Isotope scan and PET (positron emission tomography ) scan may be of help to differentiate between an abscess and a tumor with necrotic center.                   

Treatment:

The management is still a controversial topic. Some studies suggest that with adequate antibiotic therapy, mortality rates (10 to 20%) are similar after aspiration alone, or  aspiration followed by excision, or primary excision. 

It is widely presumed that total excision reduces the recurrence rates and the incidence of seizures, but there is no evidence to support this .But excision does shorten the hospital stay and the antibiotic therapy.

Surgical therapy: 

Surgery establishes the diagnosis, removes the infected, and necrotic tissue, provides the material for microbiological studies, and relieves raised ICT.

The recommended procedures are aspiration, excision and drainage. 

Drainage using a flexible drain  is seldom used nowadays and has been replaced by aspiration and excision procedures.

The data >>
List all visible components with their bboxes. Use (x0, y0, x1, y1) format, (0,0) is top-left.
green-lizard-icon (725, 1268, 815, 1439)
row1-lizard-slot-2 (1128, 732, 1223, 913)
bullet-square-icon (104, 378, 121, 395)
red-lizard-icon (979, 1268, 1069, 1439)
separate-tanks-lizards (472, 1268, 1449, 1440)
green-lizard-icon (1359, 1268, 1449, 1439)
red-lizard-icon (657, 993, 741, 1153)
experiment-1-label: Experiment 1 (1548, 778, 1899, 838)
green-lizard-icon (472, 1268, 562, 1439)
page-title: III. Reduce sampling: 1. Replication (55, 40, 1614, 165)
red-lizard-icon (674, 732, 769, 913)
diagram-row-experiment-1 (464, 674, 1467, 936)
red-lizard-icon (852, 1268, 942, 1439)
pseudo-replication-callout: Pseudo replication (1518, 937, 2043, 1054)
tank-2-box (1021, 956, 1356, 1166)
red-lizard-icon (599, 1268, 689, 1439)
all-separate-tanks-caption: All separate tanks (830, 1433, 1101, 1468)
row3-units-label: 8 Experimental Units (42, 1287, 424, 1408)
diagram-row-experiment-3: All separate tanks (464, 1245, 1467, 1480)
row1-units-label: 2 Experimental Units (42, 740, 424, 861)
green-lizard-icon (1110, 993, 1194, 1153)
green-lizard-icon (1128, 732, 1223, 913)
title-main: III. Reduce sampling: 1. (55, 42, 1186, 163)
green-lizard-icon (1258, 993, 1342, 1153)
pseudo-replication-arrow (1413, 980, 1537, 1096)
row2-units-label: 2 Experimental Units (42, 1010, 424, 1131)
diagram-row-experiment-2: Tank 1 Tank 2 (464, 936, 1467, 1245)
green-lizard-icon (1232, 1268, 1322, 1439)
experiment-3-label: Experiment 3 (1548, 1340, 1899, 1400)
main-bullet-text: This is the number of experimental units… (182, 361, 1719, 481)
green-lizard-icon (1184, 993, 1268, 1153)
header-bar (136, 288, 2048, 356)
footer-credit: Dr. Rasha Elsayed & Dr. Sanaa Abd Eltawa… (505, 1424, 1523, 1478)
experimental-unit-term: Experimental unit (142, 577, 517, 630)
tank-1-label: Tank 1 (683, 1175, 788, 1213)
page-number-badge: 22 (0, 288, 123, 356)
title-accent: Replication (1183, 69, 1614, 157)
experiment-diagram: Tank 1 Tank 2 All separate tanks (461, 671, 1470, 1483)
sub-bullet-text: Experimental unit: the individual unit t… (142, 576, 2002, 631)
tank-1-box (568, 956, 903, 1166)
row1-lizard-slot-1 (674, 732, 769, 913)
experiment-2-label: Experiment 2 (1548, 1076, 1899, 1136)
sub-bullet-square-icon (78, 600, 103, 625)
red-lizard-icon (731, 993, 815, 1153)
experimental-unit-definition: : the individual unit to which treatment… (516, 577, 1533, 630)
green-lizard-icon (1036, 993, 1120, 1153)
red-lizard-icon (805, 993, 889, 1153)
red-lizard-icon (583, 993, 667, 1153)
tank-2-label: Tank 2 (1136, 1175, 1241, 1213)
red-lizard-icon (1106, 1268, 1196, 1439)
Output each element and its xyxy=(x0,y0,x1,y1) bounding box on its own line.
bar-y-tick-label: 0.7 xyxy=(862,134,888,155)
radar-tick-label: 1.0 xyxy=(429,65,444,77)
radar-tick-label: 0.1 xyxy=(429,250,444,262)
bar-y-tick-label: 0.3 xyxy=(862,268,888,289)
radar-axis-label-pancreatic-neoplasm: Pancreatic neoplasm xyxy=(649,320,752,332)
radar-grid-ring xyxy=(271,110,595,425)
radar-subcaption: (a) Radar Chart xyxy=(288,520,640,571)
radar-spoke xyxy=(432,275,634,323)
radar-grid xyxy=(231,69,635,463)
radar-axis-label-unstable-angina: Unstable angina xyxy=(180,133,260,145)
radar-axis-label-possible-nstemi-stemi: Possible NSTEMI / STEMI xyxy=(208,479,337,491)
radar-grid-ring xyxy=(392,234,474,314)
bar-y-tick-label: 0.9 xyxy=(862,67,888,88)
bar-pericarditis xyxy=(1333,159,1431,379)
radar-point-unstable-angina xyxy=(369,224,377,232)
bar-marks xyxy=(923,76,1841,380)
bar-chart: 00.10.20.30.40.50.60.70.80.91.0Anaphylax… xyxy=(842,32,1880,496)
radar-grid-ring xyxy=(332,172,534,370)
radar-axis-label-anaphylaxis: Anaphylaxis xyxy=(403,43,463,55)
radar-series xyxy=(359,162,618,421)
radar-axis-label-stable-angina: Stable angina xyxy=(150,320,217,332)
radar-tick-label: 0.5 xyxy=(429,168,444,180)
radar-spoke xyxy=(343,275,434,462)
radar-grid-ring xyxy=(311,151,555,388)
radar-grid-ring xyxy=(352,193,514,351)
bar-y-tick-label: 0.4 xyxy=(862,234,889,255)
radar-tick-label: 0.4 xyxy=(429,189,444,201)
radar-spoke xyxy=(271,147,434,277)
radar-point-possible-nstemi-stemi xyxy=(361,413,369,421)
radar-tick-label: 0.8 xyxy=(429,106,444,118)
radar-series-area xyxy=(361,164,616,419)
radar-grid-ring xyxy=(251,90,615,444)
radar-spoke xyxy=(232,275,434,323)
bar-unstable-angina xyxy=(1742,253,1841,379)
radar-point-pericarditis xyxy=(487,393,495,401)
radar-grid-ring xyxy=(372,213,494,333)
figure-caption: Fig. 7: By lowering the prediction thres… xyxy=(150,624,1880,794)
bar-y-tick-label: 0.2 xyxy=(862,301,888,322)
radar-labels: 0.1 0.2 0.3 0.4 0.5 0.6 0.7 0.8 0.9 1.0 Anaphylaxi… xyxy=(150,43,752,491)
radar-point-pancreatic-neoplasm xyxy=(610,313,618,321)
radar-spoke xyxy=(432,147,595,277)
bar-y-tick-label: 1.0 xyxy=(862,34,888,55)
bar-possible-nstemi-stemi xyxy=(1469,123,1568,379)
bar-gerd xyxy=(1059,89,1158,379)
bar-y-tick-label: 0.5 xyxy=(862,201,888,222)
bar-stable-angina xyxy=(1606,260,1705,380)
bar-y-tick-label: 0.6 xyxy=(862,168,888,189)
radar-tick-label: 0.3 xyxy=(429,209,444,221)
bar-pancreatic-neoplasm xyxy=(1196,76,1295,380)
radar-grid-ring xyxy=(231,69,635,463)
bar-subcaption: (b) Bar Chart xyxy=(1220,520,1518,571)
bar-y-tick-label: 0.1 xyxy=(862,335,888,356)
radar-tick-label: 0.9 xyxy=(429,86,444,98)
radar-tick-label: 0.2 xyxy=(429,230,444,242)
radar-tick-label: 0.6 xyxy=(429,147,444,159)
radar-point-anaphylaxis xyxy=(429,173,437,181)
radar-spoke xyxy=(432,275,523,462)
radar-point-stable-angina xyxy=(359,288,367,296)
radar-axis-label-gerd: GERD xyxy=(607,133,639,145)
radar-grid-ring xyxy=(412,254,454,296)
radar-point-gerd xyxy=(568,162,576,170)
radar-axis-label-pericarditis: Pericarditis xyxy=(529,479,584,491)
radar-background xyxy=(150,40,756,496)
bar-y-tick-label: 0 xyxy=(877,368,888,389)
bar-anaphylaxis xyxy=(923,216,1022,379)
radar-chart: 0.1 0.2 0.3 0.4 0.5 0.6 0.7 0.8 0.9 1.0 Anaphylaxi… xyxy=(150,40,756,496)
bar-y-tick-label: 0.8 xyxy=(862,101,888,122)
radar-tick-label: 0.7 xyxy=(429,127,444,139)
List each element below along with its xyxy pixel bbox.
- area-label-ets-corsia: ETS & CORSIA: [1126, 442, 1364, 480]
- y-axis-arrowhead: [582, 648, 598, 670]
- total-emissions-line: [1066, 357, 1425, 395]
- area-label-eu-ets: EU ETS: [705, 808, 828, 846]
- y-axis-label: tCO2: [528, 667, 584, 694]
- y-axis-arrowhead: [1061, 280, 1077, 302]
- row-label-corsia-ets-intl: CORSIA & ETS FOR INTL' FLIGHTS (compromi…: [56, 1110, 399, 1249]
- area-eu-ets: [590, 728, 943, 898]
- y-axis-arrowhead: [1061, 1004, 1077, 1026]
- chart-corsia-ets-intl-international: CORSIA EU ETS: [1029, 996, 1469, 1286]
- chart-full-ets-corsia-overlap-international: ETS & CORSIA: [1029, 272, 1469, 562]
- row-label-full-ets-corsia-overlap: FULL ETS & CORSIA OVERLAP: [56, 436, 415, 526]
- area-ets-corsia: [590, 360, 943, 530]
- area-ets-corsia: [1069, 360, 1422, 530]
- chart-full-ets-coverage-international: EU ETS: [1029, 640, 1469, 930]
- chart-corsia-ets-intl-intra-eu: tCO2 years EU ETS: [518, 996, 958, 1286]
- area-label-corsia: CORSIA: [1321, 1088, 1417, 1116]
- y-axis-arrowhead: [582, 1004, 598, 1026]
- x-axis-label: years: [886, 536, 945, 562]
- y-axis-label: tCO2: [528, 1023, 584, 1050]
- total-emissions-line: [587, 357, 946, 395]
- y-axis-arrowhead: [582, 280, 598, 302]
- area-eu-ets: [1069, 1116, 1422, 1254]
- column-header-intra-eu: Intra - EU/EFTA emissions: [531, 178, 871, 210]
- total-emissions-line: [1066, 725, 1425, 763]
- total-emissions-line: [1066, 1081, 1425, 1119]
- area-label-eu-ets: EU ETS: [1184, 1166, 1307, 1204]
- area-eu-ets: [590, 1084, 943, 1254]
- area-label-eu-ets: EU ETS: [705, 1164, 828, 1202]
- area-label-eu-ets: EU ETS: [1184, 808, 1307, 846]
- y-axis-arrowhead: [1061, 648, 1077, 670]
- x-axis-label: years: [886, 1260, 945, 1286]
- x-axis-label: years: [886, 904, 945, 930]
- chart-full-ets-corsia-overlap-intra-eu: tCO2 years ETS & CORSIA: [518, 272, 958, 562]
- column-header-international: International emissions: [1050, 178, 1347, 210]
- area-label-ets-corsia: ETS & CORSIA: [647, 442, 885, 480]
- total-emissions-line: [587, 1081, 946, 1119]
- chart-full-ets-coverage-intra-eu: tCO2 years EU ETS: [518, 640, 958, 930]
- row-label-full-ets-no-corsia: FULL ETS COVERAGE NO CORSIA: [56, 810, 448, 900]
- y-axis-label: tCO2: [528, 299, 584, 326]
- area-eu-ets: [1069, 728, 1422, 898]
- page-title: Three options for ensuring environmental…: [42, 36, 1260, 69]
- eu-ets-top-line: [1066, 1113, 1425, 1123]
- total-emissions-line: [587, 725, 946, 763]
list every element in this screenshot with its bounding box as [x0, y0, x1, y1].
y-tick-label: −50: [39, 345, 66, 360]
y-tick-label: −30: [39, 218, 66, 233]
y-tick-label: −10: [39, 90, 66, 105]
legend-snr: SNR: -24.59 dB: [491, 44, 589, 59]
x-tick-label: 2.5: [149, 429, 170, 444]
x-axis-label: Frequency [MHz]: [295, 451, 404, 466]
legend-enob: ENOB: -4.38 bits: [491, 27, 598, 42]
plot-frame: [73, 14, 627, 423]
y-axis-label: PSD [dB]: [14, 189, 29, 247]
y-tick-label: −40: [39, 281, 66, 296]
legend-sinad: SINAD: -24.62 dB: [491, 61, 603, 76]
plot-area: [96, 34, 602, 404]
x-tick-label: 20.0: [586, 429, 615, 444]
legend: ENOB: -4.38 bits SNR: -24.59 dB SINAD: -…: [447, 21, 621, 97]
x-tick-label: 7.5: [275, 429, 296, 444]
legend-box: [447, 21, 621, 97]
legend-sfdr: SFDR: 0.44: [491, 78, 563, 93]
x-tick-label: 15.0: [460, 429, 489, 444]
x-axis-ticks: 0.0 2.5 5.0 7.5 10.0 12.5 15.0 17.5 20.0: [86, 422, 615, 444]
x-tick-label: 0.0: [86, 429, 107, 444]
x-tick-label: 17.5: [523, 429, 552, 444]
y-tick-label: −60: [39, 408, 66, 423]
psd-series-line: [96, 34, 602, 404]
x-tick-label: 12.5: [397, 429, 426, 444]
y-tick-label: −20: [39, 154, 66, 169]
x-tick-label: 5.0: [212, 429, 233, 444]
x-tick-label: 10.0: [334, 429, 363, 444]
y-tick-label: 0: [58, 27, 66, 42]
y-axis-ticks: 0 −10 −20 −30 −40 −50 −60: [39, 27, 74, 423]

The task >>
Copy the passage on abscess treatment in full, with no changes. The data plays no part in what comes next.

Solution to the problem >>
Isotope scan and PET (positron emission tomography ) scan may be of help to differentiate between an abscess and a tumor with necrotic center.                   

Treatment:

The management is still a controversial topic. Some studies suggest that with adequate antibiotic therapy, mortality rates (10 to 20%) are similar after aspiration alone, or  aspiration followed by excision, or primary excision. 

It is widely presumed that total excision reduces the recurrence rates and the incidence of seizures, but there is no evidence to support this .But excision does shorten the hospital stay and the antibiotic therapy.

Surgical therapy: 

Surgery establishes the diagnosis, removes the infected, and necrotic tissue, provides the material for microbiological studies, and relieves raised ICT.

The recommended procedures are aspiration, excision and drainage. 

Drainage using a flexible drain  is seldom used nowadays and has been replaced by aspiration and excision procedures.